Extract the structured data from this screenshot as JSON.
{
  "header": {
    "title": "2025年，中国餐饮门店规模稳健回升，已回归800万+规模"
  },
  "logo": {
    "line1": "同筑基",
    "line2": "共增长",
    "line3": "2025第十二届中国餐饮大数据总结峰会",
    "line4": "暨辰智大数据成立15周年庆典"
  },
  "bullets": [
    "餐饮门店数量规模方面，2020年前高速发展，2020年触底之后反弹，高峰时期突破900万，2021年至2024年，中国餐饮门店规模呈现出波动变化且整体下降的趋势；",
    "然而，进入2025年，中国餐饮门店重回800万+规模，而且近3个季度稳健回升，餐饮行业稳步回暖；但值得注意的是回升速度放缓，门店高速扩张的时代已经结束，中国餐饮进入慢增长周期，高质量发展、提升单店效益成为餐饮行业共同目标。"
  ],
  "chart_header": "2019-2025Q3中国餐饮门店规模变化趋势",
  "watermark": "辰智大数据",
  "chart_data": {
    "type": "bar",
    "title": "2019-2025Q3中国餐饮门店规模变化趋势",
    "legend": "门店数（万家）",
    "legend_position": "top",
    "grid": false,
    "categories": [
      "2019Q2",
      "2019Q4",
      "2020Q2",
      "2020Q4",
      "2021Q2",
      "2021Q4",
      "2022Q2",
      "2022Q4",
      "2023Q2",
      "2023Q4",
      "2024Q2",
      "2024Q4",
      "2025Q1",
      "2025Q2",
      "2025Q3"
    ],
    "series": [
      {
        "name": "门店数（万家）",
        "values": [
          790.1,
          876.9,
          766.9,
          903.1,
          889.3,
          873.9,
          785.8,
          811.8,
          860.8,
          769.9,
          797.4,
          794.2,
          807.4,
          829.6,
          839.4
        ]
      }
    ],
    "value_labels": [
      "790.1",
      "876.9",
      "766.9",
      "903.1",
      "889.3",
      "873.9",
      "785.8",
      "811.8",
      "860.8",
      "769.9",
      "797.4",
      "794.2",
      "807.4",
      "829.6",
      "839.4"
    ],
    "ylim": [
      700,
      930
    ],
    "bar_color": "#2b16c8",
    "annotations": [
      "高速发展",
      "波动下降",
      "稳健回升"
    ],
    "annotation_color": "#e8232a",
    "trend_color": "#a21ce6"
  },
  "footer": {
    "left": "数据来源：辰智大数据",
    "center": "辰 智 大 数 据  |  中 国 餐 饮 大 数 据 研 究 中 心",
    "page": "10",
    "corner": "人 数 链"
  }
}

**********

Repeat every record exactly as written, please.

Extract the structured data from this screenshot as JSON.
{
  "header": {
    "title": "2025年，中国餐饮门店规模稳健回升，已回归800万+规模"
  },
  "logo": {
    "line1": "同筑基",
    "line2": "共增长",
    "line3": "2025第十二届中国餐饮大数据总结峰会",
    "line4": "暨辰智大数据成立15周年庆典"
  },
  "bullets": [
    "餐饮门店数量规模方面，2020年前高速发展，2020年触底之后反弹，高峰时期突破900万，2021年至2024年，中国餐饮门店规模呈现出波动变化且整体下降的趋势；",
    "然而，进入2025年，中国餐饮门店重回800万+规模，而且近3个季度稳健回升，餐饮行业稳步回暖；但值得注意的是回升速度放缓，门店高速扩张的时代已经结束，中国餐饮进入慢增长周期，高质量发展、提升单店效益成为餐饮行业共同目标。"
  ],
  "chart_header": "2019-2025Q3中国餐饮门店规模变化趋势",
  "watermark": "辰智大数据",
  "chart_data": {
    "type": "bar",
    "title": "2019-2025Q3中国餐饮门店规模变化趋势",
    "legend": "门店数（万家）",
    "legend_position": "top",
    "grid": false,
    "categories": [
      "2019Q2",
      "2019Q4",
      "2020Q2",
      "2020Q4",
      "2021Q2",
      "2021Q4",
      "2022Q2",
      "2022Q4",
      "2023Q2",
      "2023Q4",
      "2024Q2",
      "2024Q4",
      "2025Q1",
      "2025Q2",
      "2025Q3"
    ],
    "series": [
      {
        "name": "门店数（万家）",
        "values": [
          790.1,
          876.9,
          766.9,
          903.1,
          889.3,
          873.9,
          785.8,
          811.8,
          860.8,
          769.9,
          797.4,
          794.2,
          807.4,
          829.6,
          839.4
        ]
      }
    ],
    "value_labels": [
      "790.1",
      "876.9",
      "766.9",
      "903.1",
      "889.3",
      "873.9",
      "785.8",
      "811.8",
      "860.8",
      "769.9",
      "797.4",
      "794.2",
      "807.4",
      "829.6",
      "839.4"
    ],
    "ylim": [
      700,
      930
    ],
    "bar_color": "#2b16c8",
    "annotations": [
      "高速发展",
      "波动下降",
      "稳健回升"
    ],
    "annotation_color": "#e8232a",
    "trend_color": "#a21ce6"
  },
  "footer": {
    "left": "数据来源：辰智大数据",
    "center": "辰 智 大 数 据  |  中 国 餐 饮 大 数 据 研 究 中 心",
    "page": "10",
    "corner": "人 数 链"
  }
}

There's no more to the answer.